:: Listed entries ::

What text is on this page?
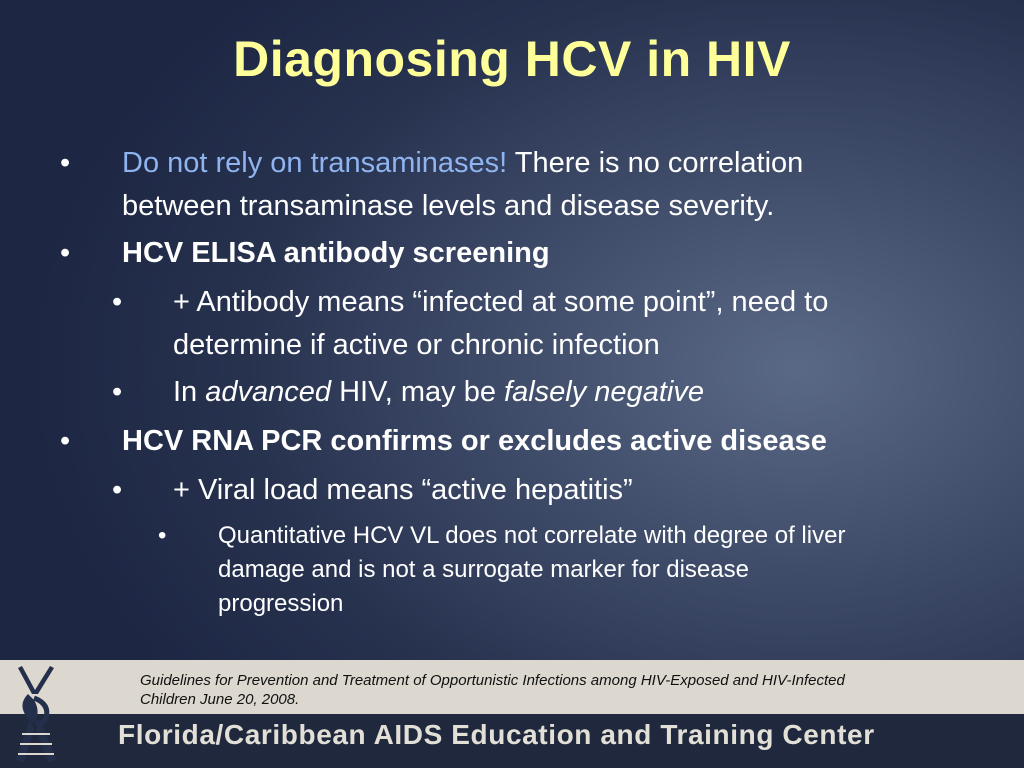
Diagnosing HCV in HIV
• Do not rely on transaminases! There is no correlation
between transaminase levels and disease severity.
• HCV ELISA antibody screening
• + Antibody means “infected at some point”, need to
determine if active or chronic infection
• In advanced HIV, may be falsely negative
• HCV RNA PCR confirms or excludes active disease
• + Viral load means “active hepatitis”
• Quantitative HCV VL does not correlate with degree of liver
damage and is not a surrogate marker for disease
progression
Guidelines for Prevention and Treatment of Opportunistic Infections among HIV-Exposed and HIV-Infected
Children June 20, 2008.
Florida/Caribbean AIDS Education and Training Center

:: Task requirements ::
Without any of its pictures, the listing is to be repeated exactly as it stands.

:: Exercise solution ::
What text is on this page?
Diagnosing HCV in HIV
• Do not rely on transaminases! There is no correlation
between transaminase levels and disease severity.
• HCV ELISA antibody screening
• + Antibody means “infected at some point”, need to
determine if active or chronic infection
• In advanced HIV, may be falsely negative
• HCV RNA PCR confirms or excludes active disease
• + Viral load means “active hepatitis”
• Quantitative HCV VL does not correlate with degree of liver
damage and is not a surrogate marker for disease
progression
Guidelines for Prevention and Treatment of Opportunistic Infections among HIV-Exposed and HIV-Infected
Children June 20, 2008.
Florida/Caribbean AIDS Education and Training Center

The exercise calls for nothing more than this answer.